Provided text —
_____
So yeah, I'm just trying to see where do we ground ourselves in this conversation to start to talk about relationship or relationship of things.
[00:30:49] Michael Porcelli: Yes.
[00:30:50] Vision Battlesword: How meta do we want to get? Sure. And finally, my question, what is Meta Relating?
[00:30:56] Michael Porcelli: Cool. Well, let me bookmark and get to Meta Relating in a minute. Okay. I, you know, I think you, you wanna respond to my physics?
Yeah. I mean, I, I think it is fun and it's fun to kind of go down this, you know, you know, one of the things about philosophy is you can kind of go there, but then it's like, okay, then you, then you gotta like do stuff like, I don't know, sleep and eat and take care of yourself or everyday life kind of takes over and thinking about like, the emptiness of all things or the groundlessness of reality or something just feels like, okay, like practically speaking it is like those things that condense or become thing unified or something.
_____
Task prompt — Copy the passage of the conversation transcript starting at "[00:30:56] Michael Porcelli: Cool." and ending at "unified or something.".

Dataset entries
_____
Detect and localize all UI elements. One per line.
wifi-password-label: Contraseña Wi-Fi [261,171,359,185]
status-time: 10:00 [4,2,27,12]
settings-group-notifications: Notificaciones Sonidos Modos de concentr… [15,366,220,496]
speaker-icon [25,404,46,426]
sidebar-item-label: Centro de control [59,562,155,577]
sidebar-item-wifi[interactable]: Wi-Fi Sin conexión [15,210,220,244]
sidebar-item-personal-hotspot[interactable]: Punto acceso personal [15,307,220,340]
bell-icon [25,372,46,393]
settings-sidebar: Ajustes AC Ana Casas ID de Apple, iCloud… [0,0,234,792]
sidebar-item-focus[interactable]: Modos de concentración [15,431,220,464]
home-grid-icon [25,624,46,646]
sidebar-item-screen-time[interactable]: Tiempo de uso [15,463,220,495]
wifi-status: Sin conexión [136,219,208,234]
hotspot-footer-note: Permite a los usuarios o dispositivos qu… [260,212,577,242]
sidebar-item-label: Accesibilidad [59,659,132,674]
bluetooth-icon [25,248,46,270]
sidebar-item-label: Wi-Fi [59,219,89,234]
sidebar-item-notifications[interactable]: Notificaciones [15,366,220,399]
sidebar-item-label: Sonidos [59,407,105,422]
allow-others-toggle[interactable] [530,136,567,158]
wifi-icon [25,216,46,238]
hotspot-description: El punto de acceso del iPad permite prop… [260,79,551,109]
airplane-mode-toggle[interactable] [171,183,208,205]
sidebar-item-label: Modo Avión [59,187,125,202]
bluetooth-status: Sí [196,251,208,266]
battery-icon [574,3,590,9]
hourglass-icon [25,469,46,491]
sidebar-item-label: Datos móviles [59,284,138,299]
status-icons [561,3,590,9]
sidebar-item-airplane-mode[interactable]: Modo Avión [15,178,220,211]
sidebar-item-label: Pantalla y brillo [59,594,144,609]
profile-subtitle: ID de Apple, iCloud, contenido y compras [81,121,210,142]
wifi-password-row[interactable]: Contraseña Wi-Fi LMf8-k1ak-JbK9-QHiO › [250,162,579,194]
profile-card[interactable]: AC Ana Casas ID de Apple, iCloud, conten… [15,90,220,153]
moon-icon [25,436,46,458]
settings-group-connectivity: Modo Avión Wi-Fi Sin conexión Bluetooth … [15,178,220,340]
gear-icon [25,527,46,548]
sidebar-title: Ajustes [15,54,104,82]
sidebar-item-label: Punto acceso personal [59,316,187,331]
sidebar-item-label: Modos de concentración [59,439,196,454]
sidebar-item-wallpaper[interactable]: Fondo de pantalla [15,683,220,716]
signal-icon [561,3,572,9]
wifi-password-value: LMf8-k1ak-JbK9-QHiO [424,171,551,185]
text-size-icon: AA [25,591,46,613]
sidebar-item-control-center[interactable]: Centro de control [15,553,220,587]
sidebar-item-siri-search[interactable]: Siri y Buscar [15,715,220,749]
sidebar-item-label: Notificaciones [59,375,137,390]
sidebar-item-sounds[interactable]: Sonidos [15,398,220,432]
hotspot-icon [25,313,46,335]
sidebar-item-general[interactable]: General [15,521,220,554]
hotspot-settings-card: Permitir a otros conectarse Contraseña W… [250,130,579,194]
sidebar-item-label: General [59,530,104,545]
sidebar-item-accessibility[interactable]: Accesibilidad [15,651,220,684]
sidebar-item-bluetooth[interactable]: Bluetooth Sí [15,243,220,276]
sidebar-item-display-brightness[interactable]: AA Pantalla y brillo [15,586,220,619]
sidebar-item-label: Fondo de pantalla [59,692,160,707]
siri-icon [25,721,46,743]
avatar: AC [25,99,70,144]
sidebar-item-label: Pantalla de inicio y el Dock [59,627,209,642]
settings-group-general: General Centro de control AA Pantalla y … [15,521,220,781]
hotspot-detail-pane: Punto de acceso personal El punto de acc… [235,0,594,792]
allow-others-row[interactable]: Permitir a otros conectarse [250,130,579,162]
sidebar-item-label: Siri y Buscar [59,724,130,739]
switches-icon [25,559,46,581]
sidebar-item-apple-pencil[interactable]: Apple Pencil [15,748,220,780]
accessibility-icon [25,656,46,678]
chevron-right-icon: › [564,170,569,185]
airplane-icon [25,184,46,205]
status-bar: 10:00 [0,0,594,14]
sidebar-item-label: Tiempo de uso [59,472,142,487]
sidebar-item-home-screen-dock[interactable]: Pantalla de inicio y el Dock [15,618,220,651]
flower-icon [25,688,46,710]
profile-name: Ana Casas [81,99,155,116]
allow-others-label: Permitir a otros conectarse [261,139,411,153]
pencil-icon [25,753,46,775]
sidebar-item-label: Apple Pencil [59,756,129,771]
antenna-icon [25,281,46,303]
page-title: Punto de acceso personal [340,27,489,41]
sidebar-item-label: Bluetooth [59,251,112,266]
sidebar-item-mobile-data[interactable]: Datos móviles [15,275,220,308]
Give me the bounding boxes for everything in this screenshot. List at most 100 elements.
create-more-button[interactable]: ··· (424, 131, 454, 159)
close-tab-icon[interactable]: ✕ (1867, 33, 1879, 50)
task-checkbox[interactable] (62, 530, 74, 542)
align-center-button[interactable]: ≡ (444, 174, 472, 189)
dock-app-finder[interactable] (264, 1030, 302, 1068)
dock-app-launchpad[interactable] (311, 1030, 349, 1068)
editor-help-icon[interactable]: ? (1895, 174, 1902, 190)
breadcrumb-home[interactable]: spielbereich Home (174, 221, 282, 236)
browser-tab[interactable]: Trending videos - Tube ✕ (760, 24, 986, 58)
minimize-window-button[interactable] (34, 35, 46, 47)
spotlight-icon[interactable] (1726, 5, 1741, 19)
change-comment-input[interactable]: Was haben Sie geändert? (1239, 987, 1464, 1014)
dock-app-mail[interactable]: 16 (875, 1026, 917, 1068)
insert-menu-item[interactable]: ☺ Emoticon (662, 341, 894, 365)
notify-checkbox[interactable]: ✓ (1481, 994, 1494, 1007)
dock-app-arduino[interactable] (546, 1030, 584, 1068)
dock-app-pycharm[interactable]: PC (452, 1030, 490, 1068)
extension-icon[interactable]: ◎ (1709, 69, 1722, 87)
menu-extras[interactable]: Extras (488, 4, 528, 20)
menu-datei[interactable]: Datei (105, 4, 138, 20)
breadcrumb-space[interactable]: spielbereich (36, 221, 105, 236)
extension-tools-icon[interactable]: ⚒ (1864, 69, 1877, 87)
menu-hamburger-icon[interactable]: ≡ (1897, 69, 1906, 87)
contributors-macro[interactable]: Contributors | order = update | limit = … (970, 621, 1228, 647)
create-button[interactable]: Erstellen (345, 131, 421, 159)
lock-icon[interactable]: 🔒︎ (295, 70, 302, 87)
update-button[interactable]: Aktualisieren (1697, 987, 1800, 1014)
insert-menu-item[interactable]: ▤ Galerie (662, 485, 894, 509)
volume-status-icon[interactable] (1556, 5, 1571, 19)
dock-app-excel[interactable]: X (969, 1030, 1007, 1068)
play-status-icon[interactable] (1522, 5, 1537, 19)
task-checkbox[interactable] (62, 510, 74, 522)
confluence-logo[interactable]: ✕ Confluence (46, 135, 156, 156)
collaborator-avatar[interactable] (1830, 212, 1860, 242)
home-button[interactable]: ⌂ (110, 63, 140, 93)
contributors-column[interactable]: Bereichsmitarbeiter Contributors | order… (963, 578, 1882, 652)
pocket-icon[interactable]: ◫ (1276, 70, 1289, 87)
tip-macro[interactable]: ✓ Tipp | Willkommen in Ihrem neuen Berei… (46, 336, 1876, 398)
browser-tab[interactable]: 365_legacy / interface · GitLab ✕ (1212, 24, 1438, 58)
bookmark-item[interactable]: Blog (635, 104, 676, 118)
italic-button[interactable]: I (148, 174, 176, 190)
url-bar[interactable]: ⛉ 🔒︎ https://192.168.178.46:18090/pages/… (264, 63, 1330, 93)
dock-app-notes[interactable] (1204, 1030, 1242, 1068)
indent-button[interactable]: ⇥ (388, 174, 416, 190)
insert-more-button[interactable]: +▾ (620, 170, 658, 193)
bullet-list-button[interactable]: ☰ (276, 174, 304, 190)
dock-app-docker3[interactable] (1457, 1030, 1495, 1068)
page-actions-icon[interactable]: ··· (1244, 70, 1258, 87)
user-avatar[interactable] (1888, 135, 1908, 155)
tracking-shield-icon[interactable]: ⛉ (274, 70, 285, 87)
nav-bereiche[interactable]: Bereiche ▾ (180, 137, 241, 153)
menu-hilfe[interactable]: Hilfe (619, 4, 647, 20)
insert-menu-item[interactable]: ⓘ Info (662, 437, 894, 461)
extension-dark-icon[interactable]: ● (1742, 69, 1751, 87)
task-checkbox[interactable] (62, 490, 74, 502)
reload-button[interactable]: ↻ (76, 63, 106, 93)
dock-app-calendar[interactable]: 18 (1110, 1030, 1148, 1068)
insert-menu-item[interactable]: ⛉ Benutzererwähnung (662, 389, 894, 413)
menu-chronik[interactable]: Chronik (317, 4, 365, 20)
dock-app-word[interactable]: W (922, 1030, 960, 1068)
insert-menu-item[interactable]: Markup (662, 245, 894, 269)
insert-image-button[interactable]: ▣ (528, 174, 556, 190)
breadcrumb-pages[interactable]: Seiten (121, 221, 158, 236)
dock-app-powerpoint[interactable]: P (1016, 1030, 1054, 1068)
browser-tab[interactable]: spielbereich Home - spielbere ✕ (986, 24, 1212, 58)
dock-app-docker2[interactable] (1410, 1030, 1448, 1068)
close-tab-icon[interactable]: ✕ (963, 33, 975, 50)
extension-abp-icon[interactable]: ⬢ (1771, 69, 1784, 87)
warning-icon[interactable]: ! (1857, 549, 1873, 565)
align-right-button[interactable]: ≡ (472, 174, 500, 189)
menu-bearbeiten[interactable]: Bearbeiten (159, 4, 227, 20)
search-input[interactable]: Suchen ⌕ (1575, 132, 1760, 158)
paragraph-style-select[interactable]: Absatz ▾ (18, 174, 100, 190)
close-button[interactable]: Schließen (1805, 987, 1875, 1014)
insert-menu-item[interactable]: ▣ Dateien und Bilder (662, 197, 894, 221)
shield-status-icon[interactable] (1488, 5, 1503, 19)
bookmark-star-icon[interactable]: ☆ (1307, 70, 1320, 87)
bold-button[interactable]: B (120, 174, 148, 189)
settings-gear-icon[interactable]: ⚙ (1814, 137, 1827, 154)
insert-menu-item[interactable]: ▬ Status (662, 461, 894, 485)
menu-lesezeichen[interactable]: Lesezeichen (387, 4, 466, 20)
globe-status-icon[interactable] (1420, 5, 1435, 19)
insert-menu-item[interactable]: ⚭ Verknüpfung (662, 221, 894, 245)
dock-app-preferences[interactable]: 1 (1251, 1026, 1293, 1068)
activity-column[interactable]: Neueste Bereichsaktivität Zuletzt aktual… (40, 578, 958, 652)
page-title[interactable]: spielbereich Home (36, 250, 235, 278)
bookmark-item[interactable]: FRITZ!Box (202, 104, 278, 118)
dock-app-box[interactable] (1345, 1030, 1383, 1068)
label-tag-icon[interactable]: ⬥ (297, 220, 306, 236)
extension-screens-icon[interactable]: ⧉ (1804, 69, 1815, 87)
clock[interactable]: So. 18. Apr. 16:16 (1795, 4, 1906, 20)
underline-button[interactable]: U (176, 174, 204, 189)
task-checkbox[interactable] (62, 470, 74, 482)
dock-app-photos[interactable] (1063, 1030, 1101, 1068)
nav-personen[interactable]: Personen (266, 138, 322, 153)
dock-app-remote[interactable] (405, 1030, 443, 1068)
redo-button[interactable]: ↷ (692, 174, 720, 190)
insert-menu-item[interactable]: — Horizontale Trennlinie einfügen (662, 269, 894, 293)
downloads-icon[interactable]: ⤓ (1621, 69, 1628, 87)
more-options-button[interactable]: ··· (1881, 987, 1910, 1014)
_____
Exercise answer —
[00:30:56] Michael Porcelli: Cool. Well, let me bookmark and get to Meta Relating in a minute. Okay. I, you know, I think you, you wanna respond to my physics?
Yeah. I mean, I, I think it is fun and it's fun to kind of go down this, you know, you know, one of the things about philosophy is you can kind of go there, but then it's like, okay, then you, then you gotta like do stuff like, I don't know, sleep and eat and take care of yourself or everyday life kind of takes over and thinking about like, the emptiness of all things or the groundlessness of reality or something just feels like, okay, like practically speaking it is like those things that condense or become thing unified or something.